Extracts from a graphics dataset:
<<<<
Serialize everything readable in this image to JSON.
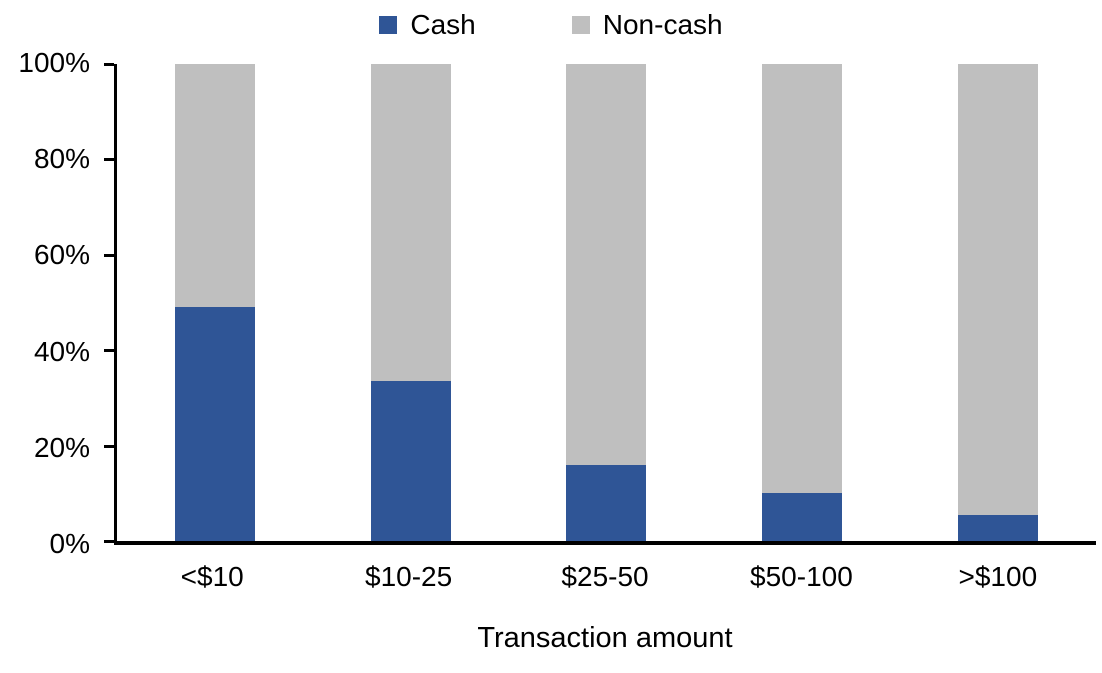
{
  "chart_data": {
    "type": "bar",
    "variant": "stacked-100",
    "orientation": "vertical",
    "categories": [
      "<$10",
      "$10-25",
      "$25-50",
      "$50-100",
      ">$100"
    ],
    "series": [
      {
        "name": "Cash",
        "color": "#2F5596",
        "values": [
          49,
          33.5,
          16,
          10,
          5.5
        ]
      },
      {
        "name": "Non-cash",
        "color": "#BFBFBF",
        "values": [
          51,
          66.5,
          84,
          90,
          94.5
        ]
      }
    ],
    "title": "",
    "xlabel": "Transaction amount",
    "ylabel": "",
    "ylim": [
      0,
      100
    ],
    "yticks": [
      "0%",
      "20%",
      "40%",
      "60%",
      "80%",
      "100%"
    ],
    "legend_position": "top-center",
    "grid": false,
    "axis_color": "#000000",
    "background_color": "#FFFFFF"
  }
}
>>>>
» **Short task**:
Write out each entry exactly as given, but skip the pictures.

» **Worked solution**:
Serialize everything readable in this image to JSON.
{
  "chart_data": {
    "type": "bar",
    "variant": "stacked-100",
    "orientation": "vertical",
    "categories": [
      "<$10",
      "$10-25",
      "$25-50",
      "$50-100",
      ">$100"
    ],
    "series": [
      {
        "name": "Cash",
        "color": "#2F5596",
        "values": [
          49,
          33.5,
          16,
          10,
          5.5
        ]
      },
      {
        "name": "Non-cash",
        "color": "#BFBFBF",
        "values": [
          51,
          66.5,
          84,
          90,
          94.5
        ]
      }
    ],
    "title": "",
    "xlabel": "Transaction amount",
    "ylabel": "",
    "ylim": [
      0,
      100
    ],
    "yticks": [
      "0%",
      "20%",
      "40%",
      "60%",
      "80%",
      "100%"
    ],
    "legend_position": "top-center",
    "grid": false,
    "axis_color": "#000000",
    "background_color": "#FFFFFF"
  }
}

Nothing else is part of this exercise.